[Begin The data]

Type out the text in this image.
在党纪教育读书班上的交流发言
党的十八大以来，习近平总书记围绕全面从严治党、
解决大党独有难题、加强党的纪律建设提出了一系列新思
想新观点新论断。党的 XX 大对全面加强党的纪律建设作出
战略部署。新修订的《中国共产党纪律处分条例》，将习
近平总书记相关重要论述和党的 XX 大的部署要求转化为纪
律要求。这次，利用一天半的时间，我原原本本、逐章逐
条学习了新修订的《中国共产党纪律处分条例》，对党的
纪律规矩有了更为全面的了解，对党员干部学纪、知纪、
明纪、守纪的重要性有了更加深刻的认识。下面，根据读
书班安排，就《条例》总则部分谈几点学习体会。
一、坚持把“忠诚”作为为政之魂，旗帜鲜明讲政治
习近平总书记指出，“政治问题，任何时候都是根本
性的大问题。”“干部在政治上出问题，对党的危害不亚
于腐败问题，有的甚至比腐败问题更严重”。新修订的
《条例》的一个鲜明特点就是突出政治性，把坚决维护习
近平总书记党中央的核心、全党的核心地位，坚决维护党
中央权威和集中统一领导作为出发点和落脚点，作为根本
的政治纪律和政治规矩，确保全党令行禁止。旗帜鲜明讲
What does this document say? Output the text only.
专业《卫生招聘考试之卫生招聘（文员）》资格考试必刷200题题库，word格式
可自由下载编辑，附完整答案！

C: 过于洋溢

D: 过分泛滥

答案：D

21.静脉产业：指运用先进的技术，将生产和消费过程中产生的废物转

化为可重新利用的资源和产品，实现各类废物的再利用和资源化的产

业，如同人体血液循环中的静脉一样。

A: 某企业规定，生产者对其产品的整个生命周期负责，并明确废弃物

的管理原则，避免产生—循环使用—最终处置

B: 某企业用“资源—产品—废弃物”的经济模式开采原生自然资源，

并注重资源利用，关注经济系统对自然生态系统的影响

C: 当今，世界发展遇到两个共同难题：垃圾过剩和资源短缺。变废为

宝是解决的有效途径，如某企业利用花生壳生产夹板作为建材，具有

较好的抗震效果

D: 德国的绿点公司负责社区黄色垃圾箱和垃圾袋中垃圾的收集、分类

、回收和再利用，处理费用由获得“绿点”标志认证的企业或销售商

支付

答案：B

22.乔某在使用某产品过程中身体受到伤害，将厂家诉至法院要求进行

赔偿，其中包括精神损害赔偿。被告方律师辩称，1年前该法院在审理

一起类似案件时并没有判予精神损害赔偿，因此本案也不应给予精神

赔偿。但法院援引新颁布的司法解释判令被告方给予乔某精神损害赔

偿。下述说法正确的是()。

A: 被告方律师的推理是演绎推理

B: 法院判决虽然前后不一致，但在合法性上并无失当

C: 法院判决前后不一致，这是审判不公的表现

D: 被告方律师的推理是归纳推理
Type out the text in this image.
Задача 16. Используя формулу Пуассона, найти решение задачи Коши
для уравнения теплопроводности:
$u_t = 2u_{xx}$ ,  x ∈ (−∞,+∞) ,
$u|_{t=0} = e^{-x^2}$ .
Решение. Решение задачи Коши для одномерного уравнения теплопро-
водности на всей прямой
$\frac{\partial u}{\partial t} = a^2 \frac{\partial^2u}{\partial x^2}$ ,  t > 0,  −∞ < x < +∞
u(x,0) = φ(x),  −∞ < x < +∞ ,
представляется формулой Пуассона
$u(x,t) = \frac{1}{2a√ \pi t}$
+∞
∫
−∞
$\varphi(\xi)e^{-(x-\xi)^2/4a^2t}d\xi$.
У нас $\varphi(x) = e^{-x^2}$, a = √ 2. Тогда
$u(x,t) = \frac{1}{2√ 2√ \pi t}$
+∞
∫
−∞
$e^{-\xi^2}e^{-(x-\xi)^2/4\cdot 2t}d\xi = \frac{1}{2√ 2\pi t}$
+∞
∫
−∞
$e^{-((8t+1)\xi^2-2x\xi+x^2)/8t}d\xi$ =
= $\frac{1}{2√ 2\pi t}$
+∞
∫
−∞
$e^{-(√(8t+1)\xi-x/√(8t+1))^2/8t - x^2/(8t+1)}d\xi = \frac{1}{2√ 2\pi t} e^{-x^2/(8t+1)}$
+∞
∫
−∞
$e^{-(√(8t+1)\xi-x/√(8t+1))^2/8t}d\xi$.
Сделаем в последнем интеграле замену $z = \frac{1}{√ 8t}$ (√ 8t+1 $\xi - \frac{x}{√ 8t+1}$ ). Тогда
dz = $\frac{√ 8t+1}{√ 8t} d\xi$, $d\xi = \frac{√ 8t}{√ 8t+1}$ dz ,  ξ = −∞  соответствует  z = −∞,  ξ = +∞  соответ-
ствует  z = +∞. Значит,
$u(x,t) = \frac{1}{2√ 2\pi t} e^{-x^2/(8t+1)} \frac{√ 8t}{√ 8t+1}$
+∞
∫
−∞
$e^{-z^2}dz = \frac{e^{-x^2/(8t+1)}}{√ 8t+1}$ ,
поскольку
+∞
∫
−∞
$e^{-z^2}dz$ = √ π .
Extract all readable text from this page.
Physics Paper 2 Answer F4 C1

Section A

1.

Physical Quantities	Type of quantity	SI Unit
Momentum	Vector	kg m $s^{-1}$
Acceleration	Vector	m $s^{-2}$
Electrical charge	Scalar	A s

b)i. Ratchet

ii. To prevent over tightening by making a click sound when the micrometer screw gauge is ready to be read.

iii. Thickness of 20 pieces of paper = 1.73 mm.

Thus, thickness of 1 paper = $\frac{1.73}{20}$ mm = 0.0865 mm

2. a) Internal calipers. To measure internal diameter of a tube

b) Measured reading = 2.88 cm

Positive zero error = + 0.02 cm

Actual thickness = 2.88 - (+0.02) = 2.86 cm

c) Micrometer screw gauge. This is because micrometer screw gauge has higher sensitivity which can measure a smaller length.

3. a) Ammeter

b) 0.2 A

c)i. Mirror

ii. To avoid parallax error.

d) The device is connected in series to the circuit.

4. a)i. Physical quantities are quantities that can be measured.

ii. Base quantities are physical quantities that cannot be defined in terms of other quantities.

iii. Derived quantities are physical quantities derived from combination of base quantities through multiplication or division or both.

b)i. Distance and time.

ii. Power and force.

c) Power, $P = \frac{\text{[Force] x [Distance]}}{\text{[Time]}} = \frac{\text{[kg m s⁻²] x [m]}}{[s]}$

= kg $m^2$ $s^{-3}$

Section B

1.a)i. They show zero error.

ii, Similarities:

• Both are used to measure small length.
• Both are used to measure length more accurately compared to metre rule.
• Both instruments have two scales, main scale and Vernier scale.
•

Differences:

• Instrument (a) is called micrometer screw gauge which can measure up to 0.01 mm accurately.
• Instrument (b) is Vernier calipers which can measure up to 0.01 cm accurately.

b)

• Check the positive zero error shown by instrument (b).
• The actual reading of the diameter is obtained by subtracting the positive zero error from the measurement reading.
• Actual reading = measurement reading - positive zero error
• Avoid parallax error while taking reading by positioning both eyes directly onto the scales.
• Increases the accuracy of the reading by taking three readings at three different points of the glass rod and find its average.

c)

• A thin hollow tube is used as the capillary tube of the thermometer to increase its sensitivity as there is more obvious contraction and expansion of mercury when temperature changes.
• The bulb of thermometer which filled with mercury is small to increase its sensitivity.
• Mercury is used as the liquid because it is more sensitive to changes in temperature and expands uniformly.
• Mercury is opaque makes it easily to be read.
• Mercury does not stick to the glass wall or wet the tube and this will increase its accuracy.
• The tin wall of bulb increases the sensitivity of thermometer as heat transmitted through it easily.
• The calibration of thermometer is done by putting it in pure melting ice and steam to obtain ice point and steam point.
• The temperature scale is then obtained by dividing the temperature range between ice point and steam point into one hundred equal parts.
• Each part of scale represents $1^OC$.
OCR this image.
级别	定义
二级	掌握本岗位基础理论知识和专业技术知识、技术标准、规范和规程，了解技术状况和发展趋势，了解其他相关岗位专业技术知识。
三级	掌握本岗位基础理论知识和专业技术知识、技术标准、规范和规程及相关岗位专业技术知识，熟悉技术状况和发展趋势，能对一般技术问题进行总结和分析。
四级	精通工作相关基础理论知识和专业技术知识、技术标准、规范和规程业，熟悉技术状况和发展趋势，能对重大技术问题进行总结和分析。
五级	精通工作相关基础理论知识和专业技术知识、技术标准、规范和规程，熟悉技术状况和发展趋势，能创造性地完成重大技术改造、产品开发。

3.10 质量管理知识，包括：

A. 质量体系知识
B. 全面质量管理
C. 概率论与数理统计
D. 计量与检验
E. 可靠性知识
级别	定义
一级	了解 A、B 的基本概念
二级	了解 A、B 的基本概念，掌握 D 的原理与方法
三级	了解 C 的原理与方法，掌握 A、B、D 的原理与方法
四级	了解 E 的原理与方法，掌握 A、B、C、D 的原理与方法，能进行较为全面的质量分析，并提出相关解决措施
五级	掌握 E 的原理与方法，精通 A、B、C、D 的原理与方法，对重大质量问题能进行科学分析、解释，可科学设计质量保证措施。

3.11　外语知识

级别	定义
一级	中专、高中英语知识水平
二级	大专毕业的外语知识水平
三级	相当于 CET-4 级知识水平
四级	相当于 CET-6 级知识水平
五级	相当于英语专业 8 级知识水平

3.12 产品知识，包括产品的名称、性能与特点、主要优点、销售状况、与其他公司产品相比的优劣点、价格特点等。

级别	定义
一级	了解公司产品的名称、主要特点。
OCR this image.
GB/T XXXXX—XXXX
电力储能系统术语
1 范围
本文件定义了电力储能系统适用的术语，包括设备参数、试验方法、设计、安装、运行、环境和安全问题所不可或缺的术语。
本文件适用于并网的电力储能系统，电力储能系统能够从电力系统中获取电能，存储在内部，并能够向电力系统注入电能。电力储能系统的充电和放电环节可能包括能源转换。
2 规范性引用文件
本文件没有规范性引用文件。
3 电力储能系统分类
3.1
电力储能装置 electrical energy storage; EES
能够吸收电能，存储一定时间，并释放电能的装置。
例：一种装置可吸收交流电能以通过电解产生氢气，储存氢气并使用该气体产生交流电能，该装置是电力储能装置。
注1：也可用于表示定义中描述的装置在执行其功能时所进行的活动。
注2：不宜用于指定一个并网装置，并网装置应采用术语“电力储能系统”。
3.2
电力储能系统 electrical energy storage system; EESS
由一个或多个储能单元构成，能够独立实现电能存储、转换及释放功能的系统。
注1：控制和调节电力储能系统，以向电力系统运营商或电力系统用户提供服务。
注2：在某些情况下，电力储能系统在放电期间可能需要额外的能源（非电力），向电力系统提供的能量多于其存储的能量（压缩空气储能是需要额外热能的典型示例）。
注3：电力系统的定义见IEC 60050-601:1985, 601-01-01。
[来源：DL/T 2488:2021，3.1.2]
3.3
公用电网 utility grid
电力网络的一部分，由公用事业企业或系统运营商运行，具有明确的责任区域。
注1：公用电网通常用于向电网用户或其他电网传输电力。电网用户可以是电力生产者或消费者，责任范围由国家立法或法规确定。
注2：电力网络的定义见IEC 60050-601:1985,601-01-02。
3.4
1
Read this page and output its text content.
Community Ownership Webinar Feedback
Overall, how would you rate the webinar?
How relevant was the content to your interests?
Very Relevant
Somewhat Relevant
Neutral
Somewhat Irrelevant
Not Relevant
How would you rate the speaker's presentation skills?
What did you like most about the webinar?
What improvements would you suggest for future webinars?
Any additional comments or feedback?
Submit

[End The data]

§ **Stated exercise**
Give the count of lines containing "Пуассона", with no added text.

§ **Expected answer**
2